* Fragment strony *

Kolejna porażka Pogoni

Paweł Zatarski
Piłkarze cieszą się po wygranym meczu
Piłkarze cieszą się po wygranym meczu Andrzej Banaś/Polskapresse
Sandecja Nowy Sącz pokonała na własnym boisku przedsezonowego kandydata do awansu, Pogoń Szczecin. Jest to już trzecia porażka "Portowców" od rozpoczęcia rozgrywek.

Szczecinianie nie ukrywali, że do Nowego Sącza jadą po trzy punkty. Po zmianie trenera piłkarze mieli pokazać bardziej ofensywny futbol. Cel był jeden – wygrana z miejscową Sandecją.

Już w 10. minucie meczu bramkę dla gości po dośrodkowaniu Matuszczyka zdobył głową Maciej Mysiak. Gospodarze szybko chcieli odrobić jednobramkową stratę i starali się zagrozić bramce Radosława Janukiewicza. Bramkarz gości już nie raz udowadniał, że jest jednym z pewniejszych punktów Pogoni i nie dał się pokonać broniąc wszystkie strzały gospodarzy. Swoich sił próbowali m.in. Urban i Makuch. Pogoń mogła podwyższyć prowadzenie w ostatniej minucie pierwszej połowy, lecz Petasz uderzył tuż obok słupka bramki strzeżonej przez Kozioła.

Po pięciu minutach gry w drugiej połowie bramkę dla Portowców mógł zdobyć Dymkowski, niestety dla piłkarzy ze Szczecina piłka minęła bramkę Sandecji. W 58. minucie po strzale z rzutu wolnego Rogalskiego gospodarzy uratował słupek. Chwilę później piłkarze z Nowego Sącza przeprowadzili groźną akcje. Na posterunku jednak był Janukiewicz, który wygrał pojedynek z Urbanem. Kilka minut później bramkarz Pogoni ponownie popisał się świętną interwencją po strzale Cebuli.

Nie zdołał uchronić zespołu przed stratą bramki w 71. minucie. Po strzale Aleksandra Sandecja wyrównała i nie zamierzała na tym poprzestać. Niecałe 4 minuty później kolejną bramkę dla gospodarzy zdobył Kukol. Pogoń próbowała jeszcze swoich sił, lecz strzał Ławy minął bramkę Kozioła. Trzy punkty zostały w Nowym Sączu.

* Dostarczony materiał *
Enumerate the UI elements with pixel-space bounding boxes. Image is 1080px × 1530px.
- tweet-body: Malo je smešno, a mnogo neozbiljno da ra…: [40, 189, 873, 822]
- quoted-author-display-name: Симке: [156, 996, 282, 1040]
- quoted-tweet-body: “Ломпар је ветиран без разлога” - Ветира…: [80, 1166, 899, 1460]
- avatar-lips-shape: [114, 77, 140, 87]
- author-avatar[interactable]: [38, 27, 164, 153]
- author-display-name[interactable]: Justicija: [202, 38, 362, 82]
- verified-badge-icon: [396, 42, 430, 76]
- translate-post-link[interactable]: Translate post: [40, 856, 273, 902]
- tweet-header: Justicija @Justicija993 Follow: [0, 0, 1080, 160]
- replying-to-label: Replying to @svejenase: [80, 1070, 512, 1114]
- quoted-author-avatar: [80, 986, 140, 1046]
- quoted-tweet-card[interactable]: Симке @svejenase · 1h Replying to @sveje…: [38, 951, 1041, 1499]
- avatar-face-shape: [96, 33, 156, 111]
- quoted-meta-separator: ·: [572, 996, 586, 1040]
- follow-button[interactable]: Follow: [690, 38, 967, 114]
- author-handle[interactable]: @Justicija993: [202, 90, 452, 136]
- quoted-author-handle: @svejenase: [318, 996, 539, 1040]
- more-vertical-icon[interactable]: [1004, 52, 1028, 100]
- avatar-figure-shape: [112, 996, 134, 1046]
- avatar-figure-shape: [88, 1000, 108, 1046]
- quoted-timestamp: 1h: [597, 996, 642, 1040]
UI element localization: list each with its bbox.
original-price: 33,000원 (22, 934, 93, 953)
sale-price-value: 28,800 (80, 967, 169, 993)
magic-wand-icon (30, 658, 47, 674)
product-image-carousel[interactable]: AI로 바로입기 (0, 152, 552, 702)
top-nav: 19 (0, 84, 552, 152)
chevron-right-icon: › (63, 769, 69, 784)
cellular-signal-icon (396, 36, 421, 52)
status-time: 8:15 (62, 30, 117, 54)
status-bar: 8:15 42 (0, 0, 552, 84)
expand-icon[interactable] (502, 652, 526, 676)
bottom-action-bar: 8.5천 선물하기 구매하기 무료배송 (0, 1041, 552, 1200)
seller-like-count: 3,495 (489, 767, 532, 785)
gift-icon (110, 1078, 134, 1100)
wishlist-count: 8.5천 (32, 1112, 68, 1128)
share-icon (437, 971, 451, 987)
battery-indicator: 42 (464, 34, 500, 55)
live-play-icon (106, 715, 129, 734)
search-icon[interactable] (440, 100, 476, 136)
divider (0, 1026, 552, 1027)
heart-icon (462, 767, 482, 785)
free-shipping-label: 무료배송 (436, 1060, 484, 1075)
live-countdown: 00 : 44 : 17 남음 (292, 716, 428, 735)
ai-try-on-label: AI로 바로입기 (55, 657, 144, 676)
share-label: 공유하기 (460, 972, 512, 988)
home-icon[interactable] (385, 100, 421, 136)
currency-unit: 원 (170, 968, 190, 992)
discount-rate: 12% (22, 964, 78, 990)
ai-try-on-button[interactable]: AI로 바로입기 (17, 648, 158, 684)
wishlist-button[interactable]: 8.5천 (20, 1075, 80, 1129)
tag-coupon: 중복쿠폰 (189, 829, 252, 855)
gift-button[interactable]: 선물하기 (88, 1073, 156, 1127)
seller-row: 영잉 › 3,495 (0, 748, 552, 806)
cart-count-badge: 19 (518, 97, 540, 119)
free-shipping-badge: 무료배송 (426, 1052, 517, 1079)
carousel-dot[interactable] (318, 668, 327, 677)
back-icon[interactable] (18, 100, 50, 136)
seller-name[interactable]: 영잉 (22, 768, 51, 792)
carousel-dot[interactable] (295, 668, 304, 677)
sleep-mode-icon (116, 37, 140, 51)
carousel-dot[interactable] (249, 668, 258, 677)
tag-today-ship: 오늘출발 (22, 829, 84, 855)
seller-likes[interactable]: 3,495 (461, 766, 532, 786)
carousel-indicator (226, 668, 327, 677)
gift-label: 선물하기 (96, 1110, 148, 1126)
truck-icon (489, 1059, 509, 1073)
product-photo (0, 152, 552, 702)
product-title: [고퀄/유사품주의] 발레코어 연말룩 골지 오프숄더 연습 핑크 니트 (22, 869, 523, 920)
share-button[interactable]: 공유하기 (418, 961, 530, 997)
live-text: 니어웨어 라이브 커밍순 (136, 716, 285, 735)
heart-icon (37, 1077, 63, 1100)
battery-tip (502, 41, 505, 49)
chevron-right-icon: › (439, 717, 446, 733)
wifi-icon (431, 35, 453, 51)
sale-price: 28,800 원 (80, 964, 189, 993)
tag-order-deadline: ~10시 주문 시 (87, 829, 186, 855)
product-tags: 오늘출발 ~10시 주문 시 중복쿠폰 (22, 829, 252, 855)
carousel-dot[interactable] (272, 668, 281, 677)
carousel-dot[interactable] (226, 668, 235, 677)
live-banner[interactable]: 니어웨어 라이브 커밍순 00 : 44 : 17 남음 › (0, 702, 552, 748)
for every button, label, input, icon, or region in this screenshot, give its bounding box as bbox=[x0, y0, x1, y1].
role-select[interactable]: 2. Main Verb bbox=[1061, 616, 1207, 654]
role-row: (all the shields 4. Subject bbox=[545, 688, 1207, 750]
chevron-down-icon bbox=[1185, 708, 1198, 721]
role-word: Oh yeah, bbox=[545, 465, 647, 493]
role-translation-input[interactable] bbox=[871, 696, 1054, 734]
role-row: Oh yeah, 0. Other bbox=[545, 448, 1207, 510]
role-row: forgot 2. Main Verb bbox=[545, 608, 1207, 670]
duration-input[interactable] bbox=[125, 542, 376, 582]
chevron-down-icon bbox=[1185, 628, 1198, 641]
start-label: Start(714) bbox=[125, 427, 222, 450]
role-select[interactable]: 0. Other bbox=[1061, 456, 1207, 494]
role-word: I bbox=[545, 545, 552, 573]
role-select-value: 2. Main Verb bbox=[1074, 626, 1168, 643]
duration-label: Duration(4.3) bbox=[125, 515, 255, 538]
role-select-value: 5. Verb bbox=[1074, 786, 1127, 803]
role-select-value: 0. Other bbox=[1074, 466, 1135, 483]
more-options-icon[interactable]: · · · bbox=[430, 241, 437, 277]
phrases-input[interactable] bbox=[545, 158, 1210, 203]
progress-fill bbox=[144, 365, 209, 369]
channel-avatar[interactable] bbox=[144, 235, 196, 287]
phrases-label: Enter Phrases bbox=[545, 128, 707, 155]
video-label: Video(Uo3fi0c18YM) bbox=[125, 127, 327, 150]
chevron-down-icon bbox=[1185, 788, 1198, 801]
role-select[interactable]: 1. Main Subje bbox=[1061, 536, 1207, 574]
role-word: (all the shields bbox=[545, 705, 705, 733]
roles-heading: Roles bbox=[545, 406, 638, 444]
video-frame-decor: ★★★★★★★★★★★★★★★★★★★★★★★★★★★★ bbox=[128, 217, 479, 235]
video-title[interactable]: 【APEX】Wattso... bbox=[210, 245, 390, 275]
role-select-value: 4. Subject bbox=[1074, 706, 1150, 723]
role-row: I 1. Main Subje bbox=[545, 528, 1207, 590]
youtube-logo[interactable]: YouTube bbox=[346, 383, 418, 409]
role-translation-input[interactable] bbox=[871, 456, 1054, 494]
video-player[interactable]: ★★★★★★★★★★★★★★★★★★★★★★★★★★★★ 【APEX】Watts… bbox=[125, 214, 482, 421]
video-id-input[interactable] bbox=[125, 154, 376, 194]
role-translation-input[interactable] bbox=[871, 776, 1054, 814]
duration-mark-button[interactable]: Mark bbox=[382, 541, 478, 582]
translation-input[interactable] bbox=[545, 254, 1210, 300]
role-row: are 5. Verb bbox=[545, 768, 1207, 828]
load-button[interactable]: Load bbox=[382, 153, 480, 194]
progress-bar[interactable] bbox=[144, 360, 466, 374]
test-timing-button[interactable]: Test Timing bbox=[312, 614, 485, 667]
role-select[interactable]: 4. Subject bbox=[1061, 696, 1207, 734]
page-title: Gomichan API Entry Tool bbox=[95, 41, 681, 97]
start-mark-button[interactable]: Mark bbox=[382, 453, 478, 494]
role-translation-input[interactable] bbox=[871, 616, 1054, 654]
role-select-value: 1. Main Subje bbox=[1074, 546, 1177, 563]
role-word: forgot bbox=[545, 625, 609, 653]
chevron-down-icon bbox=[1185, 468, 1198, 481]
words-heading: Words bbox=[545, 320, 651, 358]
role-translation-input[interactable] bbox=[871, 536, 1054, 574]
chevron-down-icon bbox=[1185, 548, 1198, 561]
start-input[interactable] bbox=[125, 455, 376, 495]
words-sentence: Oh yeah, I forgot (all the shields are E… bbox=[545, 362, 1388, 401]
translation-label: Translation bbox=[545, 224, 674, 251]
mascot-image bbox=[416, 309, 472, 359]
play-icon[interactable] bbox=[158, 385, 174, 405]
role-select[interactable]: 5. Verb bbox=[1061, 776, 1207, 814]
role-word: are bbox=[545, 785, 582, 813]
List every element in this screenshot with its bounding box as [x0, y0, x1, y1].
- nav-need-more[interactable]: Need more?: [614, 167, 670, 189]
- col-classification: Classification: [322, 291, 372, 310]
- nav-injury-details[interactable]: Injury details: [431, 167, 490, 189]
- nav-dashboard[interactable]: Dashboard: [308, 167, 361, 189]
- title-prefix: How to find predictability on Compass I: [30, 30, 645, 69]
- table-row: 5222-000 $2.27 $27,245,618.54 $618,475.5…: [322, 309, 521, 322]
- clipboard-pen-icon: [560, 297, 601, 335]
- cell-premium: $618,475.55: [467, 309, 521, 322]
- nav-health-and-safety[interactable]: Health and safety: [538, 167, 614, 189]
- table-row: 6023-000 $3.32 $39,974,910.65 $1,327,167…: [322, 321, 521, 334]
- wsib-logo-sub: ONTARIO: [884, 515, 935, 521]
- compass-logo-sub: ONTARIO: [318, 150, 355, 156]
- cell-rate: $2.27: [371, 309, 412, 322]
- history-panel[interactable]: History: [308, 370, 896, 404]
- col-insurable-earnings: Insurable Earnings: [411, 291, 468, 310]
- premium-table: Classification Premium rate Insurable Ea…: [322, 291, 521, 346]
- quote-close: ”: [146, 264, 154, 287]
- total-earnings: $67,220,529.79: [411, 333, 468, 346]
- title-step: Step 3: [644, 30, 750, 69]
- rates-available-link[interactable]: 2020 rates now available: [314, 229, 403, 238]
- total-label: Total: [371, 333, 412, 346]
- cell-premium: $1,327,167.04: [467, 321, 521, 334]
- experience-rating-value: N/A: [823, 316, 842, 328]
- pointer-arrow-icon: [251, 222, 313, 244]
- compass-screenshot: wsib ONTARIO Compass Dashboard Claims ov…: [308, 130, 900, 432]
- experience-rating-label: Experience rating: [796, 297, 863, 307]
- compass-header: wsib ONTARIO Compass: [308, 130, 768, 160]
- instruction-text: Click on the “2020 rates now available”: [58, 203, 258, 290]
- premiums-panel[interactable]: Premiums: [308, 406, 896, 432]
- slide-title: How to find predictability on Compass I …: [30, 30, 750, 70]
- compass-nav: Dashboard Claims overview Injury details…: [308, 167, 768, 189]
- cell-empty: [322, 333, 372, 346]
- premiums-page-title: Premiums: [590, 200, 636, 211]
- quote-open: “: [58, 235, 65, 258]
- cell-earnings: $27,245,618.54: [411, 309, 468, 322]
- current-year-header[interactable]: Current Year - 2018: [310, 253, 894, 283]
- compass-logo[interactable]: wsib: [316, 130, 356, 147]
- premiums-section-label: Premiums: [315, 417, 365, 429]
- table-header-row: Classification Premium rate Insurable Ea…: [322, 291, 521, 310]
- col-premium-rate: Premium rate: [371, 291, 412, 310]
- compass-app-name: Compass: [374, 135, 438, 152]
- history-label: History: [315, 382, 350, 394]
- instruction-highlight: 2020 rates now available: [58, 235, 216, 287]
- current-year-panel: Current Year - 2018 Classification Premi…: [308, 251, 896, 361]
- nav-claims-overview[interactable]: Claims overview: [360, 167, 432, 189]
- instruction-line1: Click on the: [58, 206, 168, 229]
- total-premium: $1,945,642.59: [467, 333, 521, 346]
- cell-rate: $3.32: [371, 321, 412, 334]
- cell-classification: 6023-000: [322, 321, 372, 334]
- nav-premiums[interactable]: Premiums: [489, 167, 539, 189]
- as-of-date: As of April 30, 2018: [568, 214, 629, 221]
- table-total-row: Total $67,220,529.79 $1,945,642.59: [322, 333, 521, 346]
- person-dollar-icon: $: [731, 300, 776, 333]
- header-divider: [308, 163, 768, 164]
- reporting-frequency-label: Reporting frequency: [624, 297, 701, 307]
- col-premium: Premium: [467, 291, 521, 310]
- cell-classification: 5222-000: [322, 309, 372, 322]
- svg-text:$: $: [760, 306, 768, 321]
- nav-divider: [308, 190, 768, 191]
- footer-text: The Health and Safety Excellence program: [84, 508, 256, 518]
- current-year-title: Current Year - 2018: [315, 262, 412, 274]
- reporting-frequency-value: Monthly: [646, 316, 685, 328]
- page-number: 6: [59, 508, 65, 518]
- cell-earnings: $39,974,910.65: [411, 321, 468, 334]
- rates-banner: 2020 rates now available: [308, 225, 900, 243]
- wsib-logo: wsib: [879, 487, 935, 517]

* Cel zadania *
Odpowiedz na pytania do relacji z meczu Sandecji z Pogonią i oznacz odpowiedzi tymi samymi literami.
(a) Kto zdobył bramkę dla gości w 10. minucie i po czyim dośrodkowaniu?
(b) Co uratowało gospodarzy w 58. minucie i po czyim strzale?
(c) Kto zdobył drugą bramkę dla Sandecji?

* Rozwiązanie zadania *
(a) Bramkę zdobył głową Maciej Mysiak po dośrodkowaniu Matuszczyka.
(b) Gospodarzy uratował słupek po strzale Rogalskiego z rzutu wolnego.
(c) Drugą bramkę dla Sandecji zdobył Kukol.